● **Request**
Write out the material exactly. Do not include the pictures.

Collected data:
== == ==

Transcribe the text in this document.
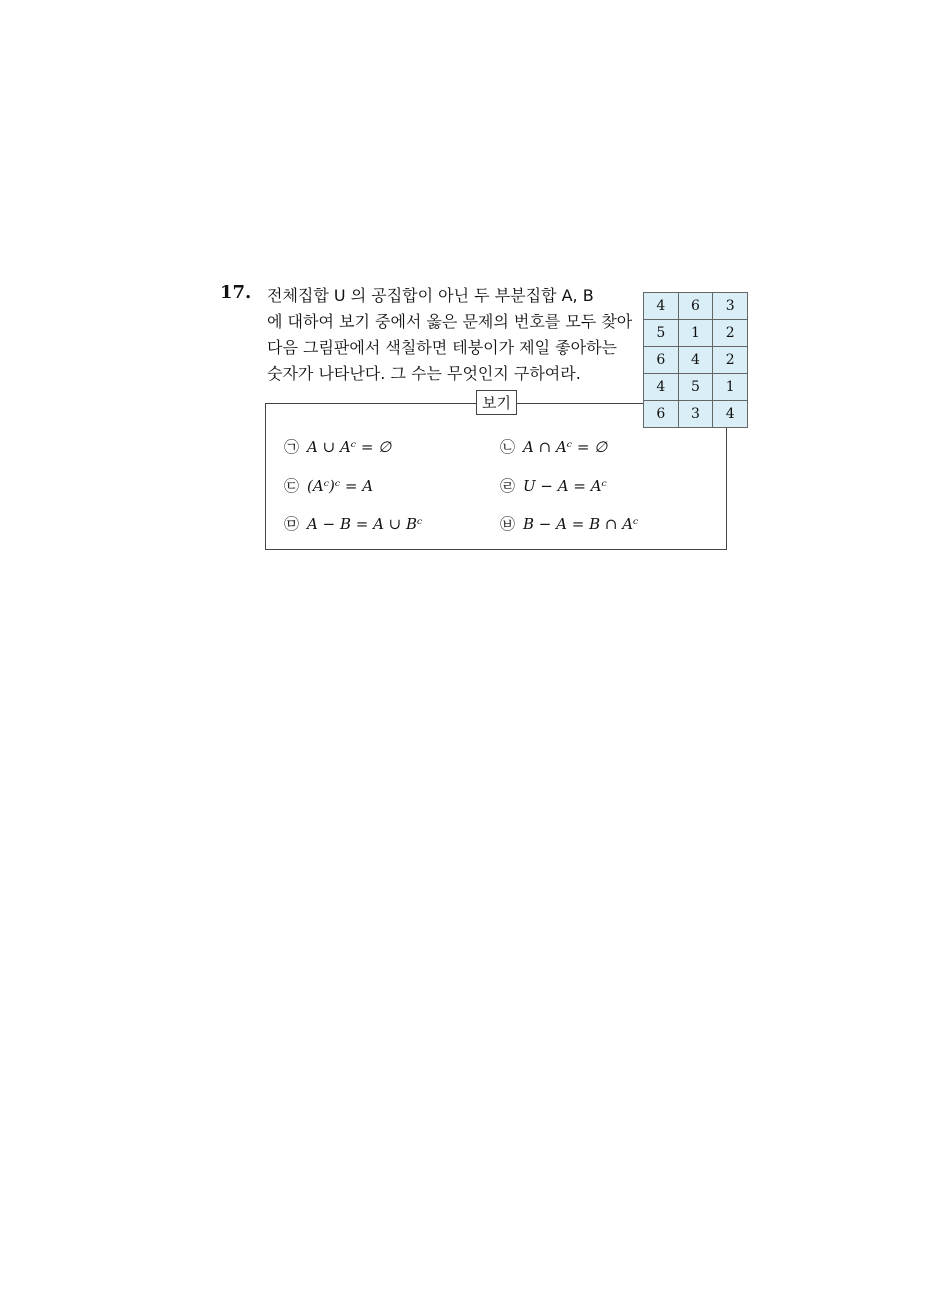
17. 전체집합 U 의 공집합이 아닌 두 부분집합 A, B
에 대하여 보기 중에서 옳은 문제의 번호를 모두 찾아
다음 그림판에서 색칠하면 테붕이가 제일 좋아하는
숫자가 나타난다. 그 수는 무엇인지 구하여라.
보기
㉠ A ∪ Aᶜ = ∅	㉡ A ∩ Aᶜ = ∅
㉢ (Aᶜ)ᶜ = A	㉣ U − A = Aᶜ
㉤ A − B = A ∪ Bᶜ	㉥ B − A = B ∩ Aᶜ
4	6	3
5	1	2
6	4	2
4	5	1
6	3	4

== == ==

● **Result for this task**
Transcribe the text in this document.
17. 전체집합 U 의 공집합이 아닌 두 부분집합 A, B
에 대하여 보기 중에서 옳은 문제의 번호를 모두 찾아
다음 그림판에서 색칠하면 테붕이가 제일 좋아하는
숫자가 나타난다. 그 수는 무엇인지 구하여라.
보기
㉠ A ∪ Aᶜ = ∅	㉡ A ∩ Aᶜ = ∅
㉢ (Aᶜ)ᶜ = A	㉣ U − A = Aᶜ
㉤ A − B = A ∪ Bᶜ	㉥ B − A = B ∩ Aᶜ
4	6	3
5	1	2
6	4	2
4	5	1
6	3	4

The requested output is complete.